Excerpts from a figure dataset
------------
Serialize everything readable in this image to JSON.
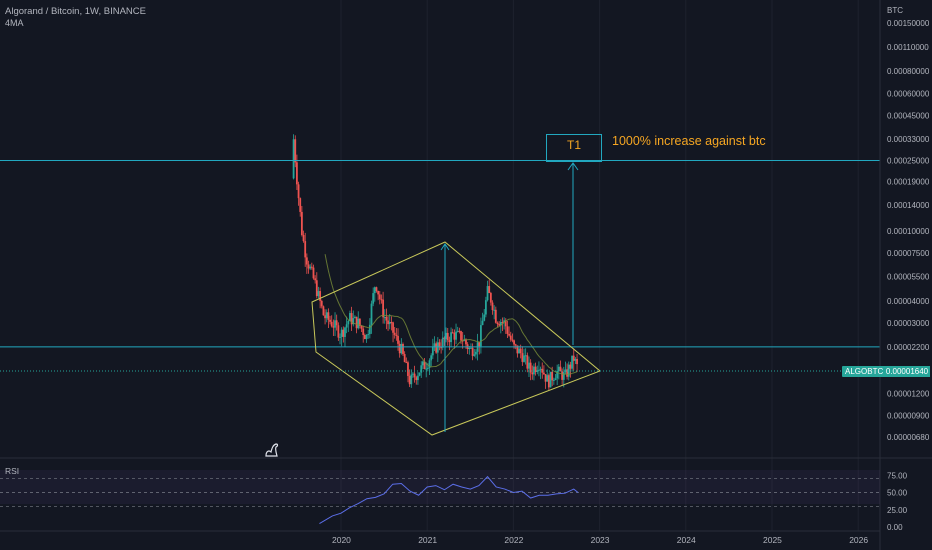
{
  "header": {
    "symbol": "Algorand / Bitcoin, 1W, BINANCE",
    "indicator": "4MA",
    "currency": "BTC",
    "rsi_label": "RSI"
  },
  "price_axis": {
    "ticks": [
      "0.00150000",
      "0.00110000",
      "0.00080000",
      "0.00060000",
      "0.00045000",
      "0.00033000",
      "0.00025000",
      "0.00019000",
      "0.00014000",
      "0.00010000",
      "0.00007500",
      "0.00005500",
      "0.00004000",
      "0.00003000",
      "0.00002200",
      "0.00001640",
      "0.00001200",
      "0.00000900",
      "0.00000680"
    ]
  },
  "rsi_axis": {
    "ticks": [
      "75.00",
      "50.00",
      "25.00",
      "0.00"
    ]
  },
  "time_axis": {
    "labels": [
      "2020",
      "2021",
      "2022",
      "2023",
      "2024",
      "2025",
      "2026"
    ]
  },
  "current_price": {
    "symbol": "ALGOBTC",
    "value": "0.00001640"
  },
  "annotations": {
    "target_label": "T1",
    "target_text": "1000% increase against btc"
  },
  "colors": {
    "background": "#131722",
    "candle_up": "#26a69a",
    "candle_down": "#ef5350",
    "horizontal_lines": "#22a8c0",
    "pattern": "#c8c85a",
    "ma": "#7a8f3a",
    "rsi": "#5b6ee8",
    "annotation": "#f5a623"
  },
  "chart_data": {
    "type": "candlestick",
    "log_scale": true,
    "price_series": {
      "t": [
        2019.45,
        2019.5,
        2019.55,
        2019.6,
        2019.7,
        2019.8,
        2019.9,
        2020.0,
        2020.1,
        2020.2,
        2020.3,
        2020.4,
        2020.5,
        2020.6,
        2020.7,
        2020.8,
        2020.9,
        2021.0,
        2021.1,
        2021.2,
        2021.3,
        2021.4,
        2021.5,
        2021.6,
        2021.7,
        2021.75,
        2021.8,
        2021.9,
        2022.0,
        2022.1,
        2022.2,
        2022.3,
        2022.4,
        2022.5,
        2022.6,
        2022.7,
        2022.75
      ],
      "close": [
        0.00033,
        0.00017,
        9.5e-05,
        7e-05,
        5e-05,
        3.3e-05,
        3e-05,
        2.6e-05,
        3.2e-05,
        3e-05,
        2.5e-05,
        5.2e-05,
        3.3e-05,
        2.7e-05,
        2.1e-05,
        1.4e-05,
        1.6e-05,
        1.8e-05,
        2.2e-05,
        2.4e-05,
        2.6e-05,
        2.5e-05,
        2.1e-05,
        2.3e-05,
        4.5e-05,
        4e-05,
        3.2e-05,
        3e-05,
        2.2e-05,
        2e-05,
        1.6e-05,
        1.8e-05,
        1.4e-05,
        1.6e-05,
        1.5e-05,
        1.9e-05,
        1.64e-05
      ]
    },
    "horizontal_levels": [
      0.00025,
      2.2e-05
    ],
    "rsi_series": {
      "t": [
        2019.75,
        2019.9,
        2020.0,
        2020.1,
        2020.2,
        2020.3,
        2020.4,
        2020.5,
        2020.6,
        2020.7,
        2020.8,
        2020.9,
        2021.0,
        2021.1,
        2021.2,
        2021.3,
        2021.4,
        2021.5,
        2021.6,
        2021.7,
        2021.8,
        2021.9,
        2022.0,
        2022.1,
        2022.2,
        2022.3,
        2022.4,
        2022.5,
        2022.6,
        2022.7,
        2022.75
      ],
      "values": [
        5,
        16,
        20,
        28,
        34,
        41,
        43,
        48,
        62,
        63,
        52,
        46,
        58,
        60,
        54,
        62,
        58,
        55,
        60,
        73,
        58,
        55,
        50,
        52,
        42,
        46,
        46,
        48,
        49,
        55,
        50
      ]
    },
    "rsi_bands": [
      70,
      50,
      30
    ]
  }
}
------------
• **WORK TO COMPLETE**
Each record must be quoted in full and exactly. Do not include the pictures.

• **EXERCISE OUTPUT**
Serialize everything readable in this image to JSON.
{
  "header": {
    "symbol": "Algorand / Bitcoin, 1W, BINANCE",
    "indicator": "4MA",
    "currency": "BTC",
    "rsi_label": "RSI"
  },
  "price_axis": {
    "ticks": [
      "0.00150000",
      "0.00110000",
      "0.00080000",
      "0.00060000",
      "0.00045000",
      "0.00033000",
      "0.00025000",
      "0.00019000",
      "0.00014000",
      "0.00010000",
      "0.00007500",
      "0.00005500",
      "0.00004000",
      "0.00003000",
      "0.00002200",
      "0.00001640",
      "0.00001200",
      "0.00000900",
      "0.00000680"
    ]
  },
  "rsi_axis": {
    "ticks": [
      "75.00",
      "50.00",
      "25.00",
      "0.00"
    ]
  },
  "time_axis": {
    "labels": [
      "2020",
      "2021",
      "2022",
      "2023",
      "2024",
      "2025",
      "2026"
    ]
  },
  "current_price": {
    "symbol": "ALGOBTC",
    "value": "0.00001640"
  },
  "annotations": {
    "target_label": "T1",
    "target_text": "1000% increase against btc"
  },
  "colors": {
    "background": "#131722",
    "candle_up": "#26a69a",
    "candle_down": "#ef5350",
    "horizontal_lines": "#22a8c0",
    "pattern": "#c8c85a",
    "ma": "#7a8f3a",
    "rsi": "#5b6ee8",
    "annotation": "#f5a623"
  },
  "chart_data": {
    "type": "candlestick",
    "log_scale": true,
    "price_series": {
      "t": [
        2019.45,
        2019.5,
        2019.55,
        2019.6,
        2019.7,
        2019.8,
        2019.9,
        2020.0,
        2020.1,
        2020.2,
        2020.3,
        2020.4,
        2020.5,
        2020.6,
        2020.7,
        2020.8,
        2020.9,
        2021.0,
        2021.1,
        2021.2,
        2021.3,
        2021.4,
        2021.5,
        2021.6,
        2021.7,
        2021.75,
        2021.8,
        2021.9,
        2022.0,
        2022.1,
        2022.2,
        2022.3,
        2022.4,
        2022.5,
        2022.6,
        2022.7,
        2022.75
      ],
      "close": [
        0.00033,
        0.00017,
        9.5e-05,
        7e-05,
        5e-05,
        3.3e-05,
        3e-05,
        2.6e-05,
        3.2e-05,
        3e-05,
        2.5e-05,
        5.2e-05,
        3.3e-05,
        2.7e-05,
        2.1e-05,
        1.4e-05,
        1.6e-05,
        1.8e-05,
        2.2e-05,
        2.4e-05,
        2.6e-05,
        2.5e-05,
        2.1e-05,
        2.3e-05,
        4.5e-05,
        4e-05,
        3.2e-05,
        3e-05,
        2.2e-05,
        2e-05,
        1.6e-05,
        1.8e-05,
        1.4e-05,
        1.6e-05,
        1.5e-05,
        1.9e-05,
        1.64e-05
      ]
    },
    "horizontal_levels": [
      0.00025,
      2.2e-05
    ],
    "rsi_series": {
      "t": [
        2019.75,
        2019.9,
        2020.0,
        2020.1,
        2020.2,
        2020.3,
        2020.4,
        2020.5,
        2020.6,
        2020.7,
        2020.8,
        2020.9,
        2021.0,
        2021.1,
        2021.2,
        2021.3,
        2021.4,
        2021.5,
        2021.6,
        2021.7,
        2021.8,
        2021.9,
        2022.0,
        2022.1,
        2022.2,
        2022.3,
        2022.4,
        2022.5,
        2022.6,
        2022.7,
        2022.75
      ],
      "values": [
        5,
        16,
        20,
        28,
        34,
        41,
        43,
        48,
        62,
        63,
        52,
        46,
        58,
        60,
        54,
        62,
        58,
        55,
        60,
        73,
        58,
        55,
        50,
        52,
        42,
        46,
        46,
        48,
        49,
        55,
        50
      ]
    },
    "rsi_bands": [
      70,
      50,
      30
    ]
  }
}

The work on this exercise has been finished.